<<<<
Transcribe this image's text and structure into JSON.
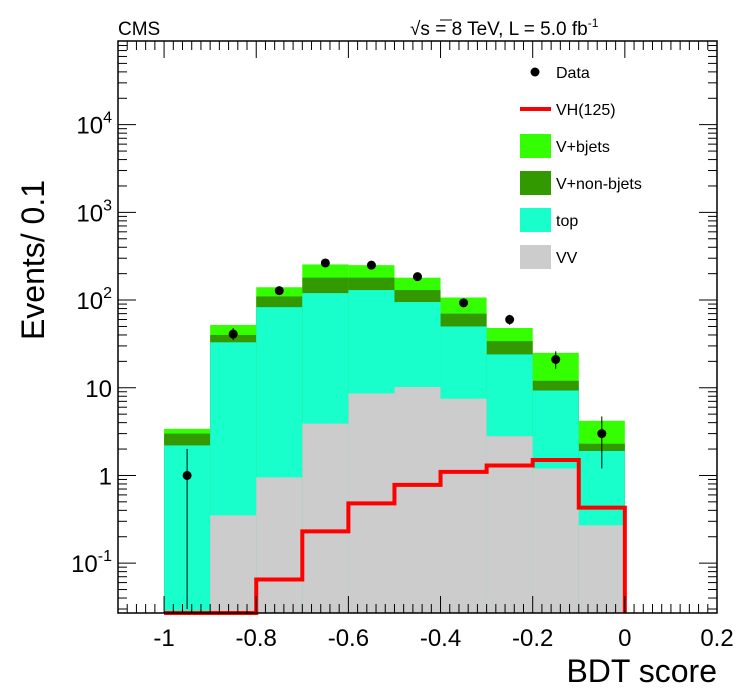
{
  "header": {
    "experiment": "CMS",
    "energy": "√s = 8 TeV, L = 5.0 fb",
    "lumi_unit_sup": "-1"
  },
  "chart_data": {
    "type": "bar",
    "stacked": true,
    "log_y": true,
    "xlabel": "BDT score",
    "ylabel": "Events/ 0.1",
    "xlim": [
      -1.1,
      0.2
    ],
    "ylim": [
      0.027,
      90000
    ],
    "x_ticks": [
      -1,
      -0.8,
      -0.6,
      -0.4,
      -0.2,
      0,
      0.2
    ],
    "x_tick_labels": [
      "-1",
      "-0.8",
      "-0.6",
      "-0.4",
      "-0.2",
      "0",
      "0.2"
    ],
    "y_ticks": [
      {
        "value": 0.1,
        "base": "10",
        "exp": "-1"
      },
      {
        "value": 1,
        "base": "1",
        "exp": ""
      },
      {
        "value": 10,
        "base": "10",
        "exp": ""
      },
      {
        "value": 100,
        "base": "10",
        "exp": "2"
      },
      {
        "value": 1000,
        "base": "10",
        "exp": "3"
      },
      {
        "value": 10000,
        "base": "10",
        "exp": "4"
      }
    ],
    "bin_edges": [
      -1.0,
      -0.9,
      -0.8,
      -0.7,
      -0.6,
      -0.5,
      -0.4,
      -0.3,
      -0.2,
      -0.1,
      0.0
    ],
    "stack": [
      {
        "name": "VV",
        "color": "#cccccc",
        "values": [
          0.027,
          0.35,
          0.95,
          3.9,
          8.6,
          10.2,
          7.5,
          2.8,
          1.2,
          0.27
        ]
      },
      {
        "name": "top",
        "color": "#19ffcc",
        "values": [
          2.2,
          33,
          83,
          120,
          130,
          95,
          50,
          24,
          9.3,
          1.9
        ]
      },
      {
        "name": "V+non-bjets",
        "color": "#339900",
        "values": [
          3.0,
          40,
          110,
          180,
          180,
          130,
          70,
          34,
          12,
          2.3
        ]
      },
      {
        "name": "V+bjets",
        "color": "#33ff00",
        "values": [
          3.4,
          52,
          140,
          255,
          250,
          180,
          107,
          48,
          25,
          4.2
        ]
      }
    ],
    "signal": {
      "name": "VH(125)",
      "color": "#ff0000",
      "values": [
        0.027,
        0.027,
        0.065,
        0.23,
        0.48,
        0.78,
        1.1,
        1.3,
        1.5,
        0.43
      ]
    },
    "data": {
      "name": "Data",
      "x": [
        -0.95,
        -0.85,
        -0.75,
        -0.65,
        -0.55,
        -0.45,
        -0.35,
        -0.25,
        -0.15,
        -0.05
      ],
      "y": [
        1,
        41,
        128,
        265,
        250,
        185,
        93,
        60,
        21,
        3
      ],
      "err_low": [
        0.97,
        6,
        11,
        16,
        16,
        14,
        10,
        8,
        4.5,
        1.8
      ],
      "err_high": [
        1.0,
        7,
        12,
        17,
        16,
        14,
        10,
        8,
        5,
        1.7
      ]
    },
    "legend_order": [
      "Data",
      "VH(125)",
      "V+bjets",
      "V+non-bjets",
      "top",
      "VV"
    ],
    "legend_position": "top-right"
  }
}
>>>>
■ SET PROBLEM
Pictures are to be left out; all else in the entries above is to be quoted exactly.

■ ANSWER TO THIS PROBLEM
Transcribe this image's text and structure into JSON.
{
  "header": {
    "experiment": "CMS",
    "energy": "√s = 8 TeV, L = 5.0 fb",
    "lumi_unit_sup": "-1"
  },
  "chart_data": {
    "type": "bar",
    "stacked": true,
    "log_y": true,
    "xlabel": "BDT score",
    "ylabel": "Events/ 0.1",
    "xlim": [
      -1.1,
      0.2
    ],
    "ylim": [
      0.027,
      90000
    ],
    "x_ticks": [
      -1,
      -0.8,
      -0.6,
      -0.4,
      -0.2,
      0,
      0.2
    ],
    "x_tick_labels": [
      "-1",
      "-0.8",
      "-0.6",
      "-0.4",
      "-0.2",
      "0",
      "0.2"
    ],
    "y_ticks": [
      {
        "value": 0.1,
        "base": "10",
        "exp": "-1"
      },
      {
        "value": 1,
        "base": "1",
        "exp": ""
      },
      {
        "value": 10,
        "base": "10",
        "exp": ""
      },
      {
        "value": 100,
        "base": "10",
        "exp": "2"
      },
      {
        "value": 1000,
        "base": "10",
        "exp": "3"
      },
      {
        "value": 10000,
        "base": "10",
        "exp": "4"
      }
    ],
    "bin_edges": [
      -1.0,
      -0.9,
      -0.8,
      -0.7,
      -0.6,
      -0.5,
      -0.4,
      -0.3,
      -0.2,
      -0.1,
      0.0
    ],
    "stack": [
      {
        "name": "VV",
        "color": "#cccccc",
        "values": [
          0.027,
          0.35,
          0.95,
          3.9,
          8.6,
          10.2,
          7.5,
          2.8,
          1.2,
          0.27
        ]
      },
      {
        "name": "top",
        "color": "#19ffcc",
        "values": [
          2.2,
          33,
          83,
          120,
          130,
          95,
          50,
          24,
          9.3,
          1.9
        ]
      },
      {
        "name": "V+non-bjets",
        "color": "#339900",
        "values": [
          3.0,
          40,
          110,
          180,
          180,
          130,
          70,
          34,
          12,
          2.3
        ]
      },
      {
        "name": "V+bjets",
        "color": "#33ff00",
        "values": [
          3.4,
          52,
          140,
          255,
          250,
          180,
          107,
          48,
          25,
          4.2
        ]
      }
    ],
    "signal": {
      "name": "VH(125)",
      "color": "#ff0000",
      "values": [
        0.027,
        0.027,
        0.065,
        0.23,
        0.48,
        0.78,
        1.1,
        1.3,
        1.5,
        0.43
      ]
    },
    "data": {
      "name": "Data",
      "x": [
        -0.95,
        -0.85,
        -0.75,
        -0.65,
        -0.55,
        -0.45,
        -0.35,
        -0.25,
        -0.15,
        -0.05
      ],
      "y": [
        1,
        41,
        128,
        265,
        250,
        185,
        93,
        60,
        21,
        3
      ],
      "err_low": [
        0.97,
        6,
        11,
        16,
        16,
        14,
        10,
        8,
        4.5,
        1.8
      ],
      "err_high": [
        1.0,
        7,
        12,
        17,
        16,
        14,
        10,
        8,
        5,
        1.7
      ]
    },
    "legend_order": [
      "Data",
      "VH(125)",
      "V+bjets",
      "V+non-bjets",
      "top",
      "VV"
    ],
    "legend_position": "top-right"
  }
}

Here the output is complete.